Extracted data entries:

········

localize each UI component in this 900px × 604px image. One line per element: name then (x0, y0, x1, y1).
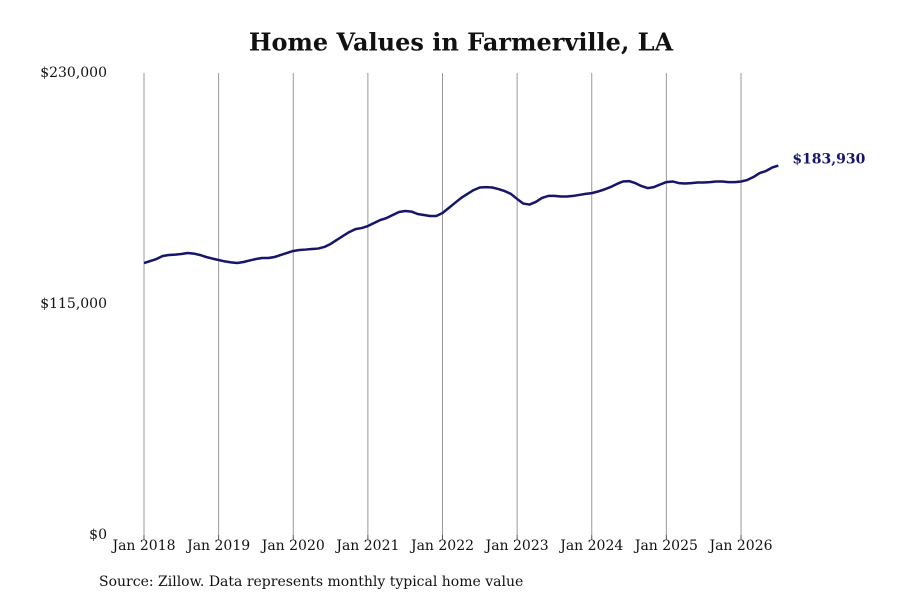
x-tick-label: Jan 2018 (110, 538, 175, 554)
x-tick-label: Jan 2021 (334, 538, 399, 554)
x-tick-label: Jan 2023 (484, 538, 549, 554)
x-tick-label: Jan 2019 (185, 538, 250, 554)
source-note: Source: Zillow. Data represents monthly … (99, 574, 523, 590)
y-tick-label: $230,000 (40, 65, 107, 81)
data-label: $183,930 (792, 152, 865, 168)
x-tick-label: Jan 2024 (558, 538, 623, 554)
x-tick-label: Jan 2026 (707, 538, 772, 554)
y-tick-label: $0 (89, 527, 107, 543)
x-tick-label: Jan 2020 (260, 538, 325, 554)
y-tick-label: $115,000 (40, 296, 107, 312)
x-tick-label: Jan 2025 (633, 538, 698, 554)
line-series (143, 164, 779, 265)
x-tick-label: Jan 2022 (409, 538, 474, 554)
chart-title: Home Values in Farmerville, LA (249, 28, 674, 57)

········

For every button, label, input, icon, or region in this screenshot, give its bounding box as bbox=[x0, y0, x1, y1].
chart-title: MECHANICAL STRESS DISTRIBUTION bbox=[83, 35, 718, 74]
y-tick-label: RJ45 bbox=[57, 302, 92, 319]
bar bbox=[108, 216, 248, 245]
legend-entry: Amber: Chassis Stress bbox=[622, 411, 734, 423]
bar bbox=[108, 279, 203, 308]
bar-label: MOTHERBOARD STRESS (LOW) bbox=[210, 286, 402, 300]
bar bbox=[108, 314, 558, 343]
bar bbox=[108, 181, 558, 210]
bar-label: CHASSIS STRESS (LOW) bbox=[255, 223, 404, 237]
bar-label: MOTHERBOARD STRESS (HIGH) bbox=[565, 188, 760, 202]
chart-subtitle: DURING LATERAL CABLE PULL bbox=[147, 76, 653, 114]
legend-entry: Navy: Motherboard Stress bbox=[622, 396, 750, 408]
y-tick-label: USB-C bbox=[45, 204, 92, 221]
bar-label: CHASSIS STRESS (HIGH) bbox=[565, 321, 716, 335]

········

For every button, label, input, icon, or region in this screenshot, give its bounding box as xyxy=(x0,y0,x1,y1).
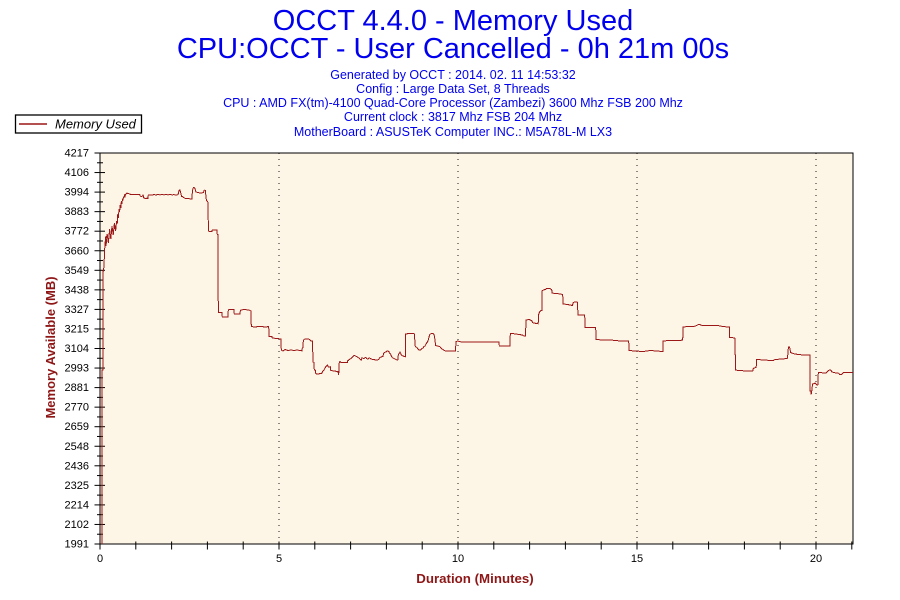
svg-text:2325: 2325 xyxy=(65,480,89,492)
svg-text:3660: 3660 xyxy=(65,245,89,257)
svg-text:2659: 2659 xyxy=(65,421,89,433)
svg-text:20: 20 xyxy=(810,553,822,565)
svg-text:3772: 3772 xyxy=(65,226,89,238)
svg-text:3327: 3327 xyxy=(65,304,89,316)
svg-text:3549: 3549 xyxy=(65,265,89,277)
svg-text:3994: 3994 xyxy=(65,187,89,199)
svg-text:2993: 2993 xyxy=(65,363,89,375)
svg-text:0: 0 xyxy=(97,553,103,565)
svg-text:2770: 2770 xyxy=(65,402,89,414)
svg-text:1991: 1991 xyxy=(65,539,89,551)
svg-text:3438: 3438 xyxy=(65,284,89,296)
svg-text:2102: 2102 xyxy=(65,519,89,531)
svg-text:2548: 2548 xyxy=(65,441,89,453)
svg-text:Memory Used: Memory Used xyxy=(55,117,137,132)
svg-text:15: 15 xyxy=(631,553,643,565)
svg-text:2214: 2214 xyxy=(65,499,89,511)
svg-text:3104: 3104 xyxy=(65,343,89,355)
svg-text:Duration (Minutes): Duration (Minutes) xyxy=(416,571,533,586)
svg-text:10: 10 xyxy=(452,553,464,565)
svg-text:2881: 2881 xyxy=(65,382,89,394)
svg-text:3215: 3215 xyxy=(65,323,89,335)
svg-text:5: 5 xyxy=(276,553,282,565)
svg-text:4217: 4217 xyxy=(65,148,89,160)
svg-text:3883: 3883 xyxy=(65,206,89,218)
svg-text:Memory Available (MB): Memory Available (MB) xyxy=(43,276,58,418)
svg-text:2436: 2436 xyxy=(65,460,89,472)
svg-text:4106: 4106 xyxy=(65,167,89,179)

········

WHAT TO DO — Can you copy out the lines verbatim, starting with the line that contains "y0, x1, y1]." and going on through the line that contains "bar bbox=[108, 216, 248, 245]", with both of those lines included?

SOLVED EXERCISE —
For every button, label, input, icon, or region in this screenshot, give its bounding box as bbox=[x0, y0, x1, y1].
chart-title: MECHANICAL STRESS DISTRIBUTION bbox=[83, 35, 718, 74]
y-tick-label: RJ45 bbox=[57, 302, 92, 319]
bar bbox=[108, 216, 248, 245]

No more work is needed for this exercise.